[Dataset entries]
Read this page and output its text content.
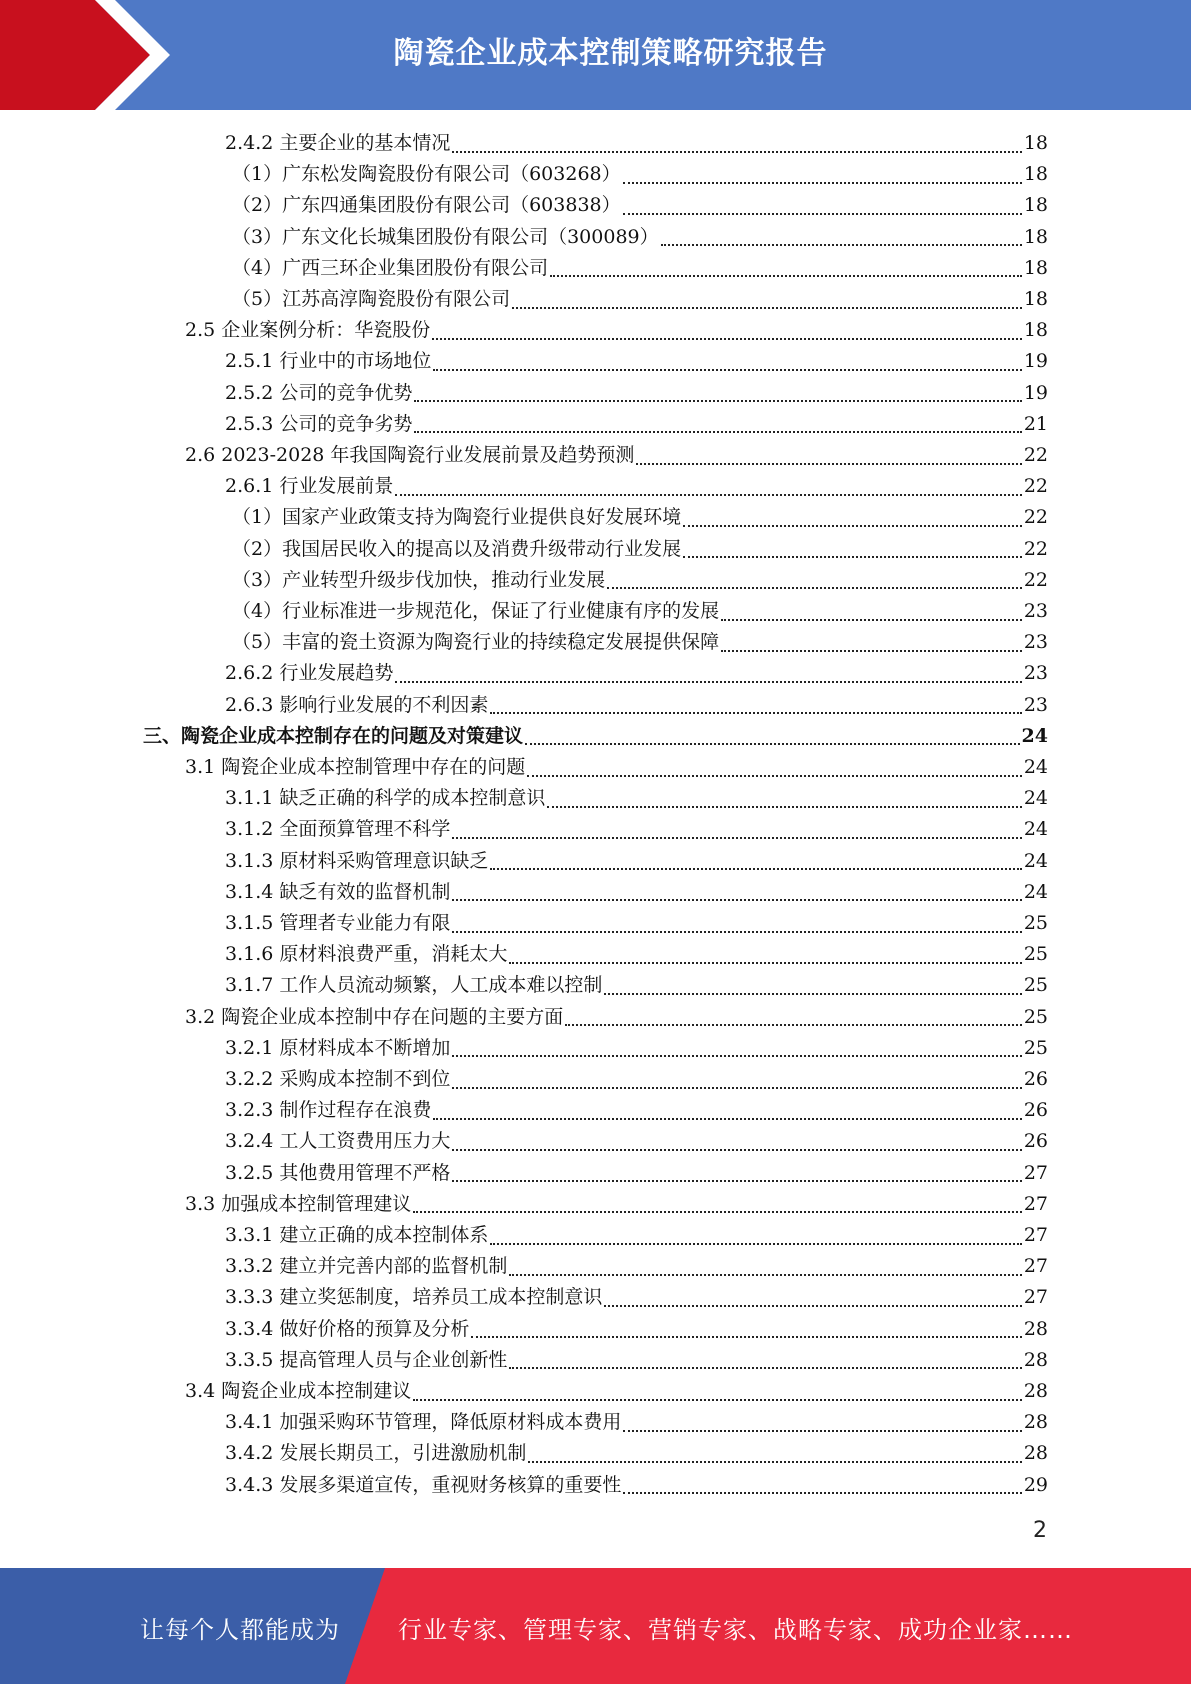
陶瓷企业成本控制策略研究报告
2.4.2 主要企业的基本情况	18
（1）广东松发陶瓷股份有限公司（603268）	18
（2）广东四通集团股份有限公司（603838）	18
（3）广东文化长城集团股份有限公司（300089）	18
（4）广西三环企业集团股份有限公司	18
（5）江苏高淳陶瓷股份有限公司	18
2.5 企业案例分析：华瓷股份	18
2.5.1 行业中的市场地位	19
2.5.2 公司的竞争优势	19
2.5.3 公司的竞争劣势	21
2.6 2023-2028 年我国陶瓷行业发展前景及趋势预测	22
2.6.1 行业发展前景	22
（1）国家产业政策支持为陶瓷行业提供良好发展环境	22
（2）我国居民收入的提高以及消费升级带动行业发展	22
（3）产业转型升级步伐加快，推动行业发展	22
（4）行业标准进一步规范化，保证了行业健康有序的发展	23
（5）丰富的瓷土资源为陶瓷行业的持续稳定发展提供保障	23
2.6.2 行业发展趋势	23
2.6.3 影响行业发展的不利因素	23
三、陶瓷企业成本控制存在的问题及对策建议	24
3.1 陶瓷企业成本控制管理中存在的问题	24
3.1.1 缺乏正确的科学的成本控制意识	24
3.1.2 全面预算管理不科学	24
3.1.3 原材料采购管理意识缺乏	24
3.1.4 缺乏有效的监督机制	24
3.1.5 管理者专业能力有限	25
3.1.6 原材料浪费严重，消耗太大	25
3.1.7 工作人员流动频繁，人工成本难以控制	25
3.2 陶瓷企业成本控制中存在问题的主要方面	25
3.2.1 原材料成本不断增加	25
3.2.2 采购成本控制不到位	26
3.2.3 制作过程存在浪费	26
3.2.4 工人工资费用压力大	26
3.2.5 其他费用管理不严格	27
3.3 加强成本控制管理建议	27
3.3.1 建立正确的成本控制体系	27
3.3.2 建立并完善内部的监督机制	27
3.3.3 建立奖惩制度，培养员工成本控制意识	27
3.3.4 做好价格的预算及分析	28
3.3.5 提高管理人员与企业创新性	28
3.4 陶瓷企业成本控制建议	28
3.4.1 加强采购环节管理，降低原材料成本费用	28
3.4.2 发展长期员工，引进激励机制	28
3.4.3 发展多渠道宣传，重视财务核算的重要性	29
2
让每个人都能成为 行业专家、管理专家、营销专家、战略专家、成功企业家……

▸ Directive:
Pictures are excluded; copy all other data exactly as shown.

▸ Response to this exercise:
Read this page and output its text content.
陶瓷企业成本控制策略研究报告
2.4.2 主要企业的基本情况	18
（1）广东松发陶瓷股份有限公司（603268）	18
（2）广东四通集团股份有限公司（603838）	18
（3）广东文化长城集团股份有限公司（300089）	18
（4）广西三环企业集团股份有限公司	18
（5）江苏高淳陶瓷股份有限公司	18
2.5 企业案例分析：华瓷股份	18
2.5.1 行业中的市场地位	19
2.5.2 公司的竞争优势	19
2.5.3 公司的竞争劣势	21
2.6 2023-2028 年我国陶瓷行业发展前景及趋势预测	22
2.6.1 行业发展前景	22
（1）国家产业政策支持为陶瓷行业提供良好发展环境	22
（2）我国居民收入的提高以及消费升级带动行业发展	22
（3）产业转型升级步伐加快，推动行业发展	22
（4）行业标准进一步规范化，保证了行业健康有序的发展	23
（5）丰富的瓷土资源为陶瓷行业的持续稳定发展提供保障	23
2.6.2 行业发展趋势	23
2.6.3 影响行业发展的不利因素	23
三、陶瓷企业成本控制存在的问题及对策建议	24
3.1 陶瓷企业成本控制管理中存在的问题	24
3.1.1 缺乏正确的科学的成本控制意识	24
3.1.2 全面预算管理不科学	24
3.1.3 原材料采购管理意识缺乏	24
3.1.4 缺乏有效的监督机制	24
3.1.5 管理者专业能力有限	25
3.1.6 原材料浪费严重，消耗太大	25
3.1.7 工作人员流动频繁，人工成本难以控制	25
3.2 陶瓷企业成本控制中存在问题的主要方面	25
3.2.1 原材料成本不断增加	25
3.2.2 采购成本控制不到位	26
3.2.3 制作过程存在浪费	26
3.2.4 工人工资费用压力大	26
3.2.5 其他费用管理不严格	27
3.3 加强成本控制管理建议	27
3.3.1 建立正确的成本控制体系	27
3.3.2 建立并完善内部的监督机制	27
3.3.3 建立奖惩制度，培养员工成本控制意识	27
3.3.4 做好价格的预算及分析	28
3.3.5 提高管理人员与企业创新性	28
3.4 陶瓷企业成本控制建议	28
3.4.1 加强采购环节管理，降低原材料成本费用	28
3.4.2 发展长期员工，引进激励机制	28
3.4.3 发展多渠道宣传，重视财务核算的重要性	29
2
让每个人都能成为 行业专家、管理专家、营销专家、战略专家、成功企业家……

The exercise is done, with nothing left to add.